#### Tarefa curta 1
Segundo o artigo sobre a ferrovia, em que faixa está orçado o custo do projeto?
#### Tarefa curta 2
Liste todos os portos citados no artigo sobre a ferrovia.
#### Tarefa curta 3
Traduza para o inglês esta frase do artigo sobre a ferrovia: "As partes a serem construídas compreendem os trechos de Ilhéus, na Bahia, a Figueirópolis, em Tocantins, contabilizando 1.500 km; e de Figueirópolis, em Tocantins, ao Porto de Ilo, no Peru, percorrendo 4.900 km."

#### Artigo
+--
O projeto, o qual despertou o interesse da estatal chinesa China Railway Construction Corporation (CRCC), seria interligado à Ferrovia Norte-Sul, a qual realiza o trajeto entre o Porto de Santos, em São Paulo, ao Porto de Açailândia, no Maranhão. As partes a serem construídas compreendem os trechos de Ilhéus, na Bahia, a Figueirópolis, em Tocantins, contabilizando 1.500 km; e de Figueirópolis, em Tocantins, ao Porto de Ilo, no Peru, percorrendo 4.900 km. O custo do projeto está orçado entre R$ 30 e 50 bilhões.
+--
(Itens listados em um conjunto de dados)

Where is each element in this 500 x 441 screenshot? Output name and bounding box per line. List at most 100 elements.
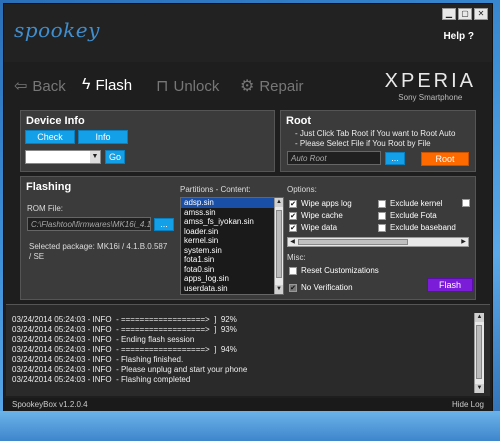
- check-button[interactable]: Check: [25, 130, 75, 144]
- option-checkbox[interactable]: Exclude Fota: [378, 211, 437, 220]
- app-logo: spookey: [14, 18, 100, 42]
- scroll-up-icon[interactable]: ▲: [275, 198, 283, 207]
- hscroll-thumb[interactable]: [298, 239, 408, 245]
- no-verification-checkbox[interactable]: ✔ No Verification: [289, 283, 353, 292]
- partitions-scrollbar[interactable]: ▲ ▼: [274, 198, 283, 294]
- nav-repair-label: Repair: [259, 77, 304, 95]
- partition-item[interactable]: amss_fs_iyokan.sin: [181, 217, 283, 227]
- back-arrow-icon: ⇦: [14, 78, 28, 95]
- option-checkbox[interactable]: ✔ Wipe apps log: [289, 199, 352, 208]
- option-label: Exclude baseband: [390, 223, 456, 232]
- info-button[interactable]: Info: [78, 130, 128, 144]
- checkbox-box: ✔: [289, 223, 297, 232]
- checkbox-box: ✔: [289, 211, 297, 220]
- nav-bar: ⇦ Back ϟ Flash ⊓ Unlock ⚙ Repair XPERIA …: [4, 64, 492, 108]
- log-line: 03/24/2014 05:24:03 - INFO - ===========…: [12, 315, 237, 324]
- checkbox-box: [378, 199, 386, 208]
- scroll-thumb[interactable]: [476, 325, 482, 379]
- device-info-title: Device Info: [26, 115, 85, 127]
- option-checkbox[interactable]: ✔ Wipe cache: [289, 211, 343, 220]
- rom-browse-button[interactable]: ...: [154, 218, 174, 231]
- partition-item[interactable]: system.sin: [181, 246, 283, 256]
- root-button[interactable]: Root: [421, 152, 469, 166]
- partition-item[interactable]: loader.sin: [181, 227, 283, 237]
- root-browse-button[interactable]: ...: [385, 152, 405, 165]
- device-combo[interactable]: ▼: [25, 150, 101, 164]
- extra-option-checkbox[interactable]: [462, 199, 470, 207]
- flash-button[interactable]: Flash: [427, 278, 473, 292]
- log-line: 03/24/2014 05:24:03 - INFO - Flashing co…: [12, 375, 191, 384]
- nav-back-label: Back: [32, 77, 66, 95]
- package-line-2: / SE: [29, 252, 45, 261]
- scroll-down-icon[interactable]: ▼: [475, 384, 484, 393]
- option-checkbox[interactable]: Exclude baseband: [378, 223, 456, 232]
- scroll-left-icon[interactable]: ◀: [288, 238, 297, 246]
- reset-customizations-label: Reset Customizations: [301, 266, 379, 275]
- status-bar: SpookeyBox v1.2.0.4 Hide Log: [4, 398, 492, 411]
- minimize-button[interactable]: ▁: [442, 8, 456, 20]
- partition-item[interactable]: amss.sin: [181, 208, 283, 218]
- root-file-field[interactable]: Auto Root: [287, 151, 381, 165]
- option-checkbox[interactable]: ✔ Wipe data: [289, 223, 337, 232]
- option-label: Wipe cache: [301, 211, 343, 220]
- checkbox-box: ✔: [289, 283, 297, 292]
- partition-item[interactable]: kernel.sin: [181, 236, 283, 246]
- options-hscrollbar[interactable]: ◀ ▶: [287, 237, 469, 247]
- hide-log-link[interactable]: Hide Log: [452, 400, 484, 409]
- partition-item[interactable]: fota0.sin: [181, 265, 283, 275]
- option-label: Exclude kernel: [390, 199, 443, 208]
- partition-item[interactable]: adsp.sin: [181, 198, 283, 208]
- partitions-list[interactable]: adsp.sin amss.sin amss_fs_iyokan.sin loader…: [180, 197, 284, 295]
- package-line-1: Selected package: MK16i / 4.1.B.0.587: [29, 242, 168, 251]
- window-controls: ▁ ▢ ✕: [442, 8, 488, 20]
- root-title: Root: [286, 115, 312, 127]
- log-line: 03/24/2014 05:24:03 - INFO - Ending flas…: [12, 335, 195, 344]
- root-note-2: - Please Select File if You Root by File: [295, 139, 431, 148]
- options-label: Options:: [287, 185, 317, 194]
- partition-item[interactable]: apps_log.sin: [181, 274, 283, 284]
- nav-back[interactable]: ⇦ Back: [14, 76, 66, 96]
- restore-button[interactable]: ▢: [458, 8, 472, 20]
- log-line: 03/24/2014 05:24:03 - INFO - Flashing fi…: [12, 355, 184, 364]
- flashing-title: Flashing: [26, 181, 72, 193]
- go-button[interactable]: Go: [105, 150, 125, 164]
- nav-repair[interactable]: ⚙ Repair: [240, 76, 304, 96]
- root-panel: Root - Just Click Tab Root if You want t…: [280, 110, 476, 172]
- checkbox-box: [462, 199, 470, 207]
- nav-flash-label: Flash: [95, 76, 133, 94]
- partition-item[interactable]: fota1.sin: [181, 255, 283, 265]
- scroll-up-icon[interactable]: ▲: [475, 313, 484, 322]
- nav-flash[interactable]: ϟ Flash: [82, 76, 132, 94]
- option-label: Wipe apps log: [301, 199, 352, 208]
- chevron-down-icon: ▼: [90, 151, 100, 163]
- rom-file-field[interactable]: C:\Flashtool\firmwares\MK16i_4.1: [27, 217, 151, 231]
- flashing-panel: Flashing ROM File: C:\Flashtool\firmware…: [20, 176, 476, 300]
- option-label: Wipe data: [301, 223, 338, 232]
- checkbox-box: ✔: [289, 199, 297, 208]
- xperia-logo: XPERIA: [384, 70, 476, 92]
- reset-customizations-checkbox[interactable]: Reset Customizations: [289, 266, 379, 275]
- close-button[interactable]: ✕: [474, 8, 488, 20]
- misc-label: Misc:: [287, 253, 306, 262]
- xperia-subtitle: Sony Smartphone: [398, 93, 463, 102]
- flash-icon: ϟ: [82, 76, 91, 93]
- checkbox-box: [378, 211, 386, 220]
- partition-item[interactable]: userdata.sin: [181, 284, 283, 294]
- option-label: Exclude Fota: [390, 211, 437, 220]
- version-label: SpookeyBox v1.2.0.4: [12, 400, 88, 409]
- padlock-icon: ⊓: [156, 78, 169, 95]
- option-checkbox[interactable]: Exclude kernel: [378, 199, 442, 208]
- scroll-down-icon[interactable]: ▼: [275, 285, 283, 294]
- log-scrollbar[interactable]: ▲ ▼: [474, 313, 484, 393]
- scroll-thumb[interactable]: [276, 210, 282, 278]
- log-line: 03/24/2014 05:24:03 - INFO - ===========…: [12, 325, 237, 334]
- help-link[interactable]: Help ?: [443, 31, 474, 42]
- nav-unlock[interactable]: ⊓ Unlock: [156, 76, 219, 96]
- partitions-label: Partitions - Content:: [180, 185, 251, 194]
- title-bar: spookey ▁ ▢ ✕ Help ?: [4, 4, 492, 62]
- log-panel: 03/24/2014 05:24:03 - INFO - ===========…: [6, 304, 490, 396]
- root-note-1: - Just Click Tab Root if You want to Roo…: [295, 129, 456, 138]
- scroll-right-icon[interactable]: ▶: [459, 238, 468, 246]
- log-lines: 03/24/2014 05:24:03 - INFO - ===========…: [12, 315, 247, 385]
- log-line: 03/24/2014 05:24:03 - INFO - Please unpl…: [12, 365, 248, 374]
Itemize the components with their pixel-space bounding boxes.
+--
#### Resultado 1
Entre R$ 30 e 50 bilhões.

#### Resultado 2
Porto de Santos; Porto de Açailândia; Porto de Ilo.

#### Resultado 3
The sections to be built comprise the stretches from Ilhéus, in Bahia, to Figueirópolis, in Tocantins, totaling 1,500 km; and from Figueirópolis, in Tocantins, to the Port of Ilo, in Peru, covering 4,900 km.